Stated goal: Filter out everything except lines holding "JSON".

Given entries:
=-=-=-=-=
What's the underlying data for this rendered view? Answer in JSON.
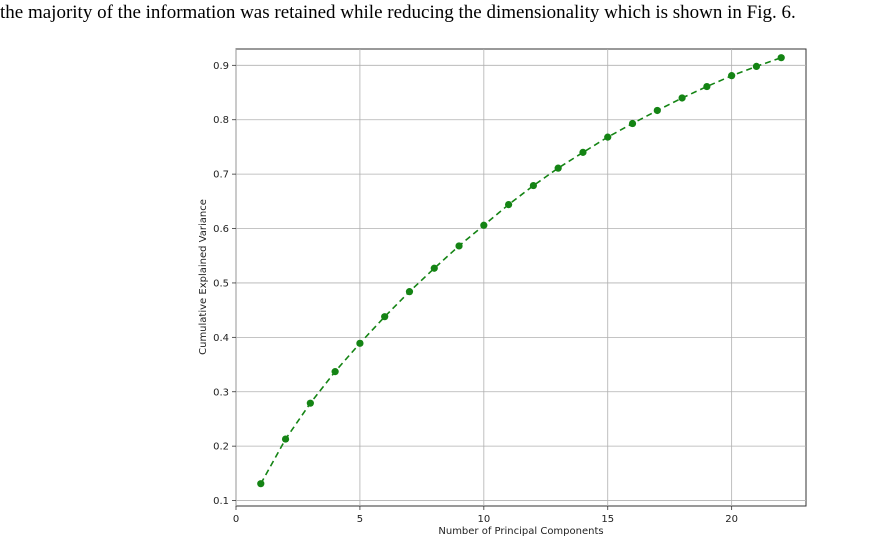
{
  "page": {
    "caption_text": "the majority of the information was retained while reducing the dimensionality which is shown in Fig. 6."
  },
  "chart_data": {
    "type": "line",
    "title": "",
    "xlabel": "Number of Principal Components",
    "ylabel": "Cumulative Explained Variance",
    "xlim": [
      0,
      23
    ],
    "ylim": [
      0.09,
      0.93
    ],
    "xticks": [
      0,
      5,
      10,
      15,
      20
    ],
    "yticks": [
      0.1,
      0.2,
      0.3,
      0.4,
      0.5,
      0.6,
      0.7,
      0.8,
      0.9
    ],
    "grid": true,
    "line_style": "dashed",
    "marker": "circle",
    "color": "#148414",
    "series": [
      {
        "x": [
          1,
          2,
          3,
          4,
          5,
          6,
          7,
          8,
          9,
          10,
          11,
          12,
          13,
          14,
          15,
          16,
          17,
          18,
          19,
          20,
          21,
          22
        ],
        "y": [
          0.131,
          0.213,
          0.279,
          0.337,
          0.389,
          0.438,
          0.484,
          0.527,
          0.568,
          0.606,
          0.644,
          0.679,
          0.711,
          0.74,
          0.768,
          0.793,
          0.817,
          0.84,
          0.861,
          0.881,
          0.898,
          0.914
        ]
      }
    ]
  }
}
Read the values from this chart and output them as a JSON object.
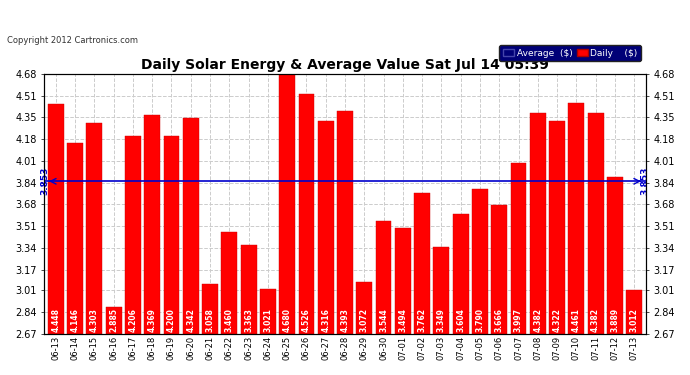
{
  "title": "Daily Solar Energy & Average Value Sat Jul 14 05:39",
  "copyright": "Copyright 2012 Cartronics.com",
  "average_value": 3.853,
  "bar_color": "#FF0000",
  "average_line_color": "#0000CC",
  "background_color": "#FFFFFF",
  "plot_bg_color": "#FFFFFF",
  "grid_color": "#CCCCCC",
  "categories": [
    "06-13",
    "06-14",
    "06-15",
    "06-16",
    "06-17",
    "06-18",
    "06-19",
    "06-20",
    "06-21",
    "06-22",
    "06-23",
    "06-24",
    "06-25",
    "06-26",
    "06-27",
    "06-28",
    "06-29",
    "06-30",
    "07-01",
    "07-02",
    "07-03",
    "07-04",
    "07-05",
    "07-06",
    "07-07",
    "07-08",
    "07-09",
    "07-10",
    "07-11",
    "07-12",
    "07-13"
  ],
  "values": [
    4.448,
    4.146,
    4.303,
    2.885,
    4.206,
    4.369,
    4.2,
    4.342,
    3.058,
    3.46,
    3.363,
    3.021,
    4.68,
    4.526,
    4.316,
    4.393,
    3.072,
    3.544,
    3.494,
    3.762,
    3.349,
    3.604,
    3.79,
    3.666,
    3.997,
    4.382,
    4.322,
    4.461,
    4.382,
    3.889,
    3.012
  ],
  "ylim_min": 2.67,
  "ylim_max": 4.68,
  "yticks": [
    2.67,
    2.84,
    3.01,
    3.17,
    3.34,
    3.51,
    3.68,
    3.84,
    4.01,
    4.18,
    4.35,
    4.51,
    4.68
  ],
  "bar_text_color": "#FFFFFF",
  "bar_text_fontsize": 5.5,
  "avg_label": "3.853",
  "legend_bg_color": "#000077",
  "legend_text_color": "#FFFFFF",
  "legend_avg_color": "#000077",
  "legend_daily_color": "#FF0000"
}
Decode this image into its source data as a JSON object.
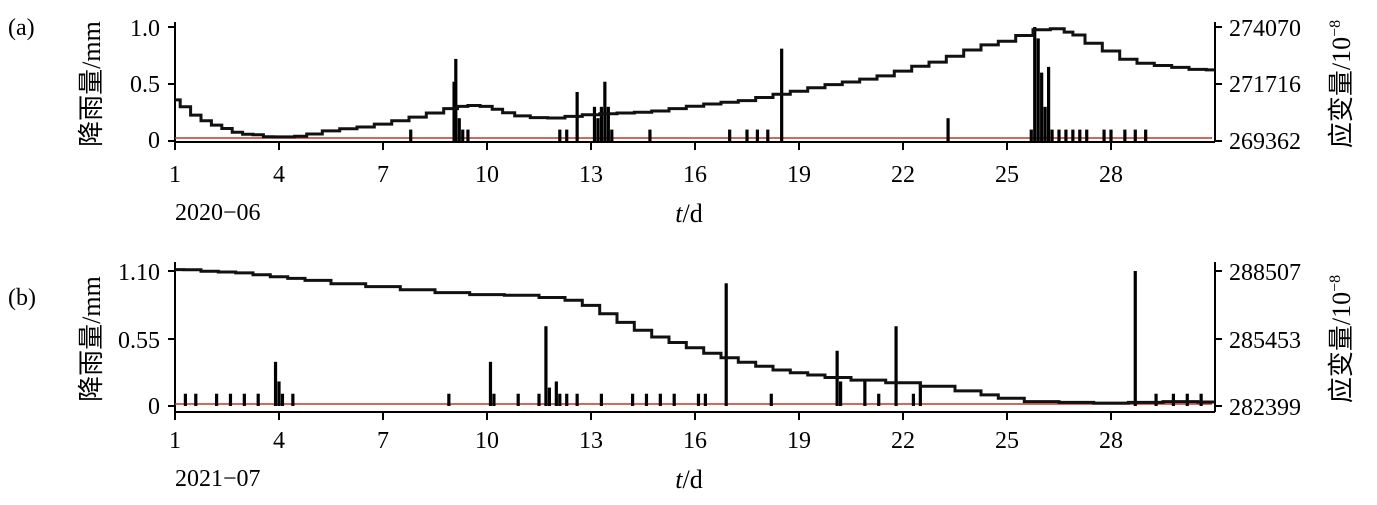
{
  "chart_data": [
    {
      "type": "line",
      "panel_label": "(a)",
      "date_label": "2020−06",
      "xlabel": {
        "var": "t",
        "unit": "/d"
      },
      "ylabel_left": "降雨量/mm",
      "ylabel_right": {
        "base": "应变量/10",
        "exp": "−8"
      },
      "x_ticks": [
        1,
        4,
        7,
        10,
        13,
        16,
        19,
        22,
        25,
        28
      ],
      "xlim": [
        1,
        31
      ],
      "y_left_ticks": [
        "1.0",
        "0.5",
        "0"
      ],
      "y_left_tick_values": [
        1.0,
        0.5,
        0
      ],
      "ylim_left": [
        0,
        1.0
      ],
      "y_right_ticks": [
        "274070",
        "271716",
        "269362"
      ],
      "y_right_tick_values": [
        274070,
        271716,
        269362
      ],
      "ylim_right": [
        269362,
        274070
      ],
      "baseline_color": "#c0392b",
      "strain": {
        "x": [
          1.0,
          1.3,
          1.6,
          1.9,
          2.2,
          2.5,
          2.8,
          3.1,
          3.4,
          3.7,
          4.0,
          4.3,
          4.6,
          5.0,
          5.5,
          6.0,
          6.5,
          7.0,
          7.5,
          8.0,
          8.5,
          9.0,
          9.3,
          9.6,
          10.0,
          10.3,
          10.6,
          11.0,
          11.5,
          12.0,
          12.5,
          13.0,
          13.5,
          14.0,
          14.5,
          15.0,
          15.5,
          16.0,
          16.5,
          17.0,
          17.5,
          18.0,
          18.5,
          19.0,
          19.5,
          20.0,
          20.5,
          21.0,
          21.5,
          22.0,
          22.5,
          23.0,
          23.5,
          24.0,
          24.5,
          25.0,
          25.5,
          26.0,
          26.5,
          26.8,
          27.0,
          27.5,
          28.0,
          28.5,
          29.0,
          29.5,
          30.0,
          30.5,
          31.0
        ],
        "y": [
          271060,
          270780,
          270430,
          270200,
          270020,
          269880,
          269720,
          269640,
          269620,
          269540,
          269530,
          269530,
          269560,
          269650,
          269780,
          269870,
          269940,
          270060,
          270200,
          270350,
          270520,
          270700,
          270790,
          270830,
          270790,
          270670,
          270530,
          270400,
          270330,
          270310,
          270380,
          270450,
          270490,
          270520,
          270550,
          270600,
          270700,
          270800,
          270890,
          270960,
          271030,
          271160,
          271290,
          271420,
          271560,
          271690,
          271800,
          271920,
          272050,
          272250,
          272450,
          272620,
          272860,
          273120,
          273330,
          273480,
          273720,
          273960,
          274000,
          273860,
          273740,
          273400,
          273080,
          272740,
          272570,
          272480,
          272400,
          272320,
          272300
        ]
      },
      "rain": {
        "x": [
          7.8,
          9.05,
          9.1,
          9.2,
          9.3,
          9.45,
          12.1,
          12.3,
          12.6,
          13.1,
          13.2,
          13.3,
          13.4,
          13.5,
          13.6,
          14.7,
          17.0,
          17.5,
          17.8,
          18.1,
          18.5,
          23.3,
          25.7,
          25.8,
          25.9,
          26.0,
          26.1,
          26.2,
          26.3,
          26.5,
          26.7,
          26.9,
          27.1,
          27.3,
          27.8,
          28.0,
          28.4,
          28.7,
          29.0
        ],
        "y": [
          0.1,
          0.52,
          0.72,
          0.2,
          0.1,
          0.1,
          0.1,
          0.1,
          0.43,
          0.3,
          0.2,
          0.3,
          0.52,
          0.3,
          0.1,
          0.1,
          0.1,
          0.1,
          0.1,
          0.1,
          0.81,
          0.2,
          0.1,
          1.0,
          0.9,
          0.6,
          0.3,
          0.65,
          0.1,
          0.1,
          0.1,
          0.1,
          0.1,
          0.1,
          0.1,
          0.1,
          0.1,
          0.1,
          0.1
        ]
      }
    },
    {
      "type": "line",
      "panel_label": "(b)",
      "date_label": "2021−07",
      "xlabel": {
        "var": "t",
        "unit": "/d"
      },
      "ylabel_left": "降雨量/mm",
      "ylabel_right": {
        "base": "应变量/10",
        "exp": "−8"
      },
      "x_ticks": [
        1,
        4,
        7,
        10,
        13,
        16,
        19,
        22,
        25,
        28
      ],
      "xlim": [
        1,
        31
      ],
      "y_left_ticks": [
        "1.10",
        "0.55",
        "0"
      ],
      "y_left_tick_values": [
        1.1,
        0.55,
        0
      ],
      "ylim_left": [
        0,
        1.1
      ],
      "y_right_ticks": [
        "288507",
        "285453",
        "282399"
      ],
      "y_right_tick_values": [
        288507,
        285453,
        282399
      ],
      "ylim_right": [
        282399,
        288507
      ],
      "baseline_color": "#c0392b",
      "strain": {
        "x": [
          1.0,
          1.5,
          2.0,
          2.5,
          3.0,
          3.5,
          4.0,
          4.5,
          5.0,
          6.0,
          7.0,
          8.0,
          9.0,
          10.0,
          11.0,
          12.0,
          12.5,
          13.0,
          13.5,
          14.0,
          14.5,
          15.0,
          15.5,
          16.0,
          16.5,
          17.0,
          17.5,
          18.0,
          18.5,
          19.0,
          19.5,
          20.0,
          21.0,
          22.0,
          23.0,
          24.0,
          24.5,
          25.0,
          26.0,
          27.0,
          28.0,
          29.0,
          30.0,
          31.0
        ],
        "y": [
          288570,
          288560,
          288500,
          288460,
          288420,
          288340,
          288250,
          288170,
          288080,
          287930,
          287800,
          287660,
          287530,
          287440,
          287410,
          287310,
          287180,
          286950,
          286570,
          286180,
          285830,
          285520,
          285270,
          285030,
          284790,
          284580,
          284380,
          284200,
          284030,
          283900,
          283800,
          283690,
          283570,
          283450,
          283290,
          283080,
          282900,
          282750,
          282600,
          282560,
          282530,
          282560,
          282600,
          282580
        ]
      },
      "rain": {
        "x": [
          1.3,
          1.6,
          2.2,
          2.6,
          3.0,
          3.4,
          3.9,
          4.0,
          4.1,
          4.4,
          8.9,
          10.1,
          10.2,
          10.9,
          11.5,
          11.7,
          11.8,
          12.0,
          12.1,
          12.3,
          12.6,
          13.3,
          14.2,
          14.6,
          15.0,
          15.4,
          16.1,
          16.3,
          16.9,
          18.2,
          20.1,
          20.2,
          20.9,
          21.3,
          21.8,
          22.3,
          22.5,
          28.7,
          29.3,
          29.8,
          30.2,
          30.6
        ],
        "y": [
          0.1,
          0.1,
          0.1,
          0.1,
          0.1,
          0.1,
          0.36,
          0.2,
          0.1,
          0.1,
          0.1,
          0.36,
          0.1,
          0.1,
          0.1,
          0.65,
          0.15,
          0.2,
          0.1,
          0.1,
          0.1,
          0.1,
          0.1,
          0.1,
          0.1,
          0.1,
          0.1,
          0.1,
          1.0,
          0.1,
          0.45,
          0.2,
          0.2,
          0.1,
          0.65,
          0.1,
          0.2,
          1.1,
          0.1,
          0.1,
          0.1,
          0.1
        ]
      }
    }
  ]
}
=-=-=-=-=
Written solution:
What's the underlying data for this rendered view? Answer in JSON.
Read the values from this chart and output them as a JSON object.
Decode this image into its source data as a JSON object.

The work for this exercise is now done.